EXERCISE BRIEF: Select from the data all lines with the word "Brazilians".

[Structured figure records]

== == ==

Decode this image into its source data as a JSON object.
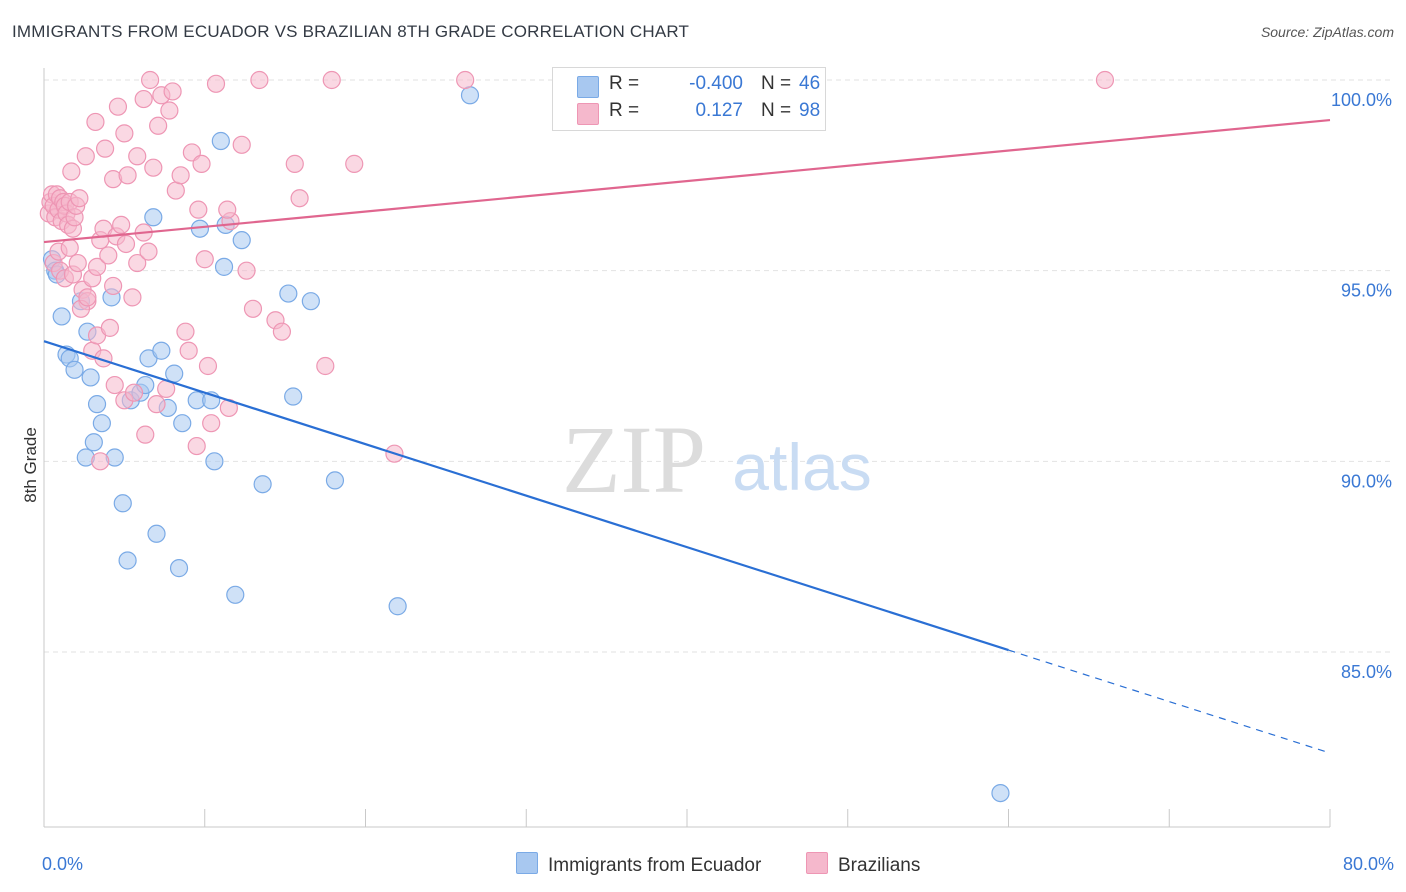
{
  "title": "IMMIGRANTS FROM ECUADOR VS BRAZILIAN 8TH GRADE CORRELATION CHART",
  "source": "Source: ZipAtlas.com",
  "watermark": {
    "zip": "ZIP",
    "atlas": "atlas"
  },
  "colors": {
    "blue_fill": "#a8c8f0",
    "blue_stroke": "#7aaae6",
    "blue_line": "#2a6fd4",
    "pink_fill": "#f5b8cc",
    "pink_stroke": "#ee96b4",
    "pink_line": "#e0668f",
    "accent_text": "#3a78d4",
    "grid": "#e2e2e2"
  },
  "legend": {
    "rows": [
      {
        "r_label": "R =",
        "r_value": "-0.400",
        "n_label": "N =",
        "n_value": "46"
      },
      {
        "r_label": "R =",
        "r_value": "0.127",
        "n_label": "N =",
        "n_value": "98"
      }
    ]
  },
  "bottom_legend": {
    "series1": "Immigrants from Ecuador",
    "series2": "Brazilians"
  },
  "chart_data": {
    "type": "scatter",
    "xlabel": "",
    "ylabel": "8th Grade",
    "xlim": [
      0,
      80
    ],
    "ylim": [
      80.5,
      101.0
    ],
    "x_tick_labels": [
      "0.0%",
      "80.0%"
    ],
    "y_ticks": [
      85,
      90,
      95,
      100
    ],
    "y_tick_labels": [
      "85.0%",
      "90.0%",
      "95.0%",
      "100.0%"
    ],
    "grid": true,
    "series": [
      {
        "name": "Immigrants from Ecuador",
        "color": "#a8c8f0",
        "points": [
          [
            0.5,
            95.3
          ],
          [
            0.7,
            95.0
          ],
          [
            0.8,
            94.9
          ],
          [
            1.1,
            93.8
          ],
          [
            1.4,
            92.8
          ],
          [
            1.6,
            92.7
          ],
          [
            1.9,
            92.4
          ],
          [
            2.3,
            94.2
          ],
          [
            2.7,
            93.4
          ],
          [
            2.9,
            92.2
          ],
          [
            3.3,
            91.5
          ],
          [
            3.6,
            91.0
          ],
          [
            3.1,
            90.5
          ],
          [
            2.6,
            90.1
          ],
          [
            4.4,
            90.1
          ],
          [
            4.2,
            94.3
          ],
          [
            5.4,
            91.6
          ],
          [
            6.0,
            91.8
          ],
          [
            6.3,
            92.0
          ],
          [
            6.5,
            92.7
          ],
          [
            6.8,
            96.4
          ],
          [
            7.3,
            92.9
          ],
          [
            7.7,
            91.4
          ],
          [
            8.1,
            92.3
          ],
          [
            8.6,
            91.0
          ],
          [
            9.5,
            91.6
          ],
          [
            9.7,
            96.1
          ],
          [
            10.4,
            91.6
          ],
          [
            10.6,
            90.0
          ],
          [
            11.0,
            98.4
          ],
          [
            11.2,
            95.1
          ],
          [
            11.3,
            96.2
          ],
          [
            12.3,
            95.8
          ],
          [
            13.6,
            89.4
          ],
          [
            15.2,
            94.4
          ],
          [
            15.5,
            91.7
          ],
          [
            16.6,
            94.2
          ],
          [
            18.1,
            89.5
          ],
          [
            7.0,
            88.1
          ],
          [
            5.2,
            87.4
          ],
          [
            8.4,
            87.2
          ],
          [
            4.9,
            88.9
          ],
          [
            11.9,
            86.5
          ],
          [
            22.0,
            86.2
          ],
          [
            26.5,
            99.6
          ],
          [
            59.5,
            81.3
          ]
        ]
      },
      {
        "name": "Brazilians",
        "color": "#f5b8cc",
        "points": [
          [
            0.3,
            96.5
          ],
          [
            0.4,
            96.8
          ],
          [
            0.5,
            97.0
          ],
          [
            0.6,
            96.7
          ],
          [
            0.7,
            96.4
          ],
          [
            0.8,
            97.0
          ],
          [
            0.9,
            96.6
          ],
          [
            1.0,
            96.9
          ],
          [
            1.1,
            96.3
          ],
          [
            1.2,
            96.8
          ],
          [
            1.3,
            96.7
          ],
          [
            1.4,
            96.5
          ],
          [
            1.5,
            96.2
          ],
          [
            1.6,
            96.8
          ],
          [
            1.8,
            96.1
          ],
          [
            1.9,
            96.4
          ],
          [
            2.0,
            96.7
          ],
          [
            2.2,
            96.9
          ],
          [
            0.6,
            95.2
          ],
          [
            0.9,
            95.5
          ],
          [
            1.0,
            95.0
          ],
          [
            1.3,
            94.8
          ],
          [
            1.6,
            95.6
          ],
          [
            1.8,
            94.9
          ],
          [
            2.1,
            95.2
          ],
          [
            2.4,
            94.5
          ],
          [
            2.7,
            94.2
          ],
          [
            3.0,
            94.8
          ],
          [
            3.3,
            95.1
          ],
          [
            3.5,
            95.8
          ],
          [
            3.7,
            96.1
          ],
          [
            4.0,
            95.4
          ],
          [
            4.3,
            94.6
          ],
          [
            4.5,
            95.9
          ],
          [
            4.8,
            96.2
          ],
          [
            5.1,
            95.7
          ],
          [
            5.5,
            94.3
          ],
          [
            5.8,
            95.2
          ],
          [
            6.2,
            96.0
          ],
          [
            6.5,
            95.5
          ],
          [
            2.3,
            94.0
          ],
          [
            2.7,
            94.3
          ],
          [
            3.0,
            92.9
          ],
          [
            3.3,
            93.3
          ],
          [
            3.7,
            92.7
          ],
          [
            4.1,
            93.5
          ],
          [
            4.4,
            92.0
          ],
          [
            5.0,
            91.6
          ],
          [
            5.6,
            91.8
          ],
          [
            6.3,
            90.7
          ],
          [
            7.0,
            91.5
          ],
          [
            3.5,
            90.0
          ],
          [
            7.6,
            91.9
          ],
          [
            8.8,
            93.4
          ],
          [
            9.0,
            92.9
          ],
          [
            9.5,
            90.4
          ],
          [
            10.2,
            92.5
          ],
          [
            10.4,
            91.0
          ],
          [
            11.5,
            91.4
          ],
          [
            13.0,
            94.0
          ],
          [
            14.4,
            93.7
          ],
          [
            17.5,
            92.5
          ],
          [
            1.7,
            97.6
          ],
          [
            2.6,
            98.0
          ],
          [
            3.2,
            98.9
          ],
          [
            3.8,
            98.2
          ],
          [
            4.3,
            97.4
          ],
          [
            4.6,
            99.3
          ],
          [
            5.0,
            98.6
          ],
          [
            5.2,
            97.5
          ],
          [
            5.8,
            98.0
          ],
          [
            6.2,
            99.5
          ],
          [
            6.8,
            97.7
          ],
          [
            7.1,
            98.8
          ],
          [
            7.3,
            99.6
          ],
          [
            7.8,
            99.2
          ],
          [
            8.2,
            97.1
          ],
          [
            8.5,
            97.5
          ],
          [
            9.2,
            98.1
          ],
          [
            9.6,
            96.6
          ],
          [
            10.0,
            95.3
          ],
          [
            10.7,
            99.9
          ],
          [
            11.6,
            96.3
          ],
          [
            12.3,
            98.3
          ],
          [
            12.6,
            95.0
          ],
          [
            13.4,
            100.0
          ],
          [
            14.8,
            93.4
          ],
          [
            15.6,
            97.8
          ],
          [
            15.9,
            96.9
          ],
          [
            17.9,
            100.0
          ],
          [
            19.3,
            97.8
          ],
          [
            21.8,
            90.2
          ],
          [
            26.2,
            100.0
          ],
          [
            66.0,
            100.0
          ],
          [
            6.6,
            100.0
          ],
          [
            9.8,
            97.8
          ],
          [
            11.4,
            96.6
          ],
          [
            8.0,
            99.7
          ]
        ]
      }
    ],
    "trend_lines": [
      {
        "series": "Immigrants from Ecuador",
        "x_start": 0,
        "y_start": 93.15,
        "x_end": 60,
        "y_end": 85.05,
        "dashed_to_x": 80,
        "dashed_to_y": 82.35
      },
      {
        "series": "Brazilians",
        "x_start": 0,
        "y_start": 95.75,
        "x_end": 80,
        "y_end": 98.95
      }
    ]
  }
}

== == ==

TASK RESPONSE:
    "series2": "Brazilians"
        "name": "Brazilians",
        "series": "Brazilians",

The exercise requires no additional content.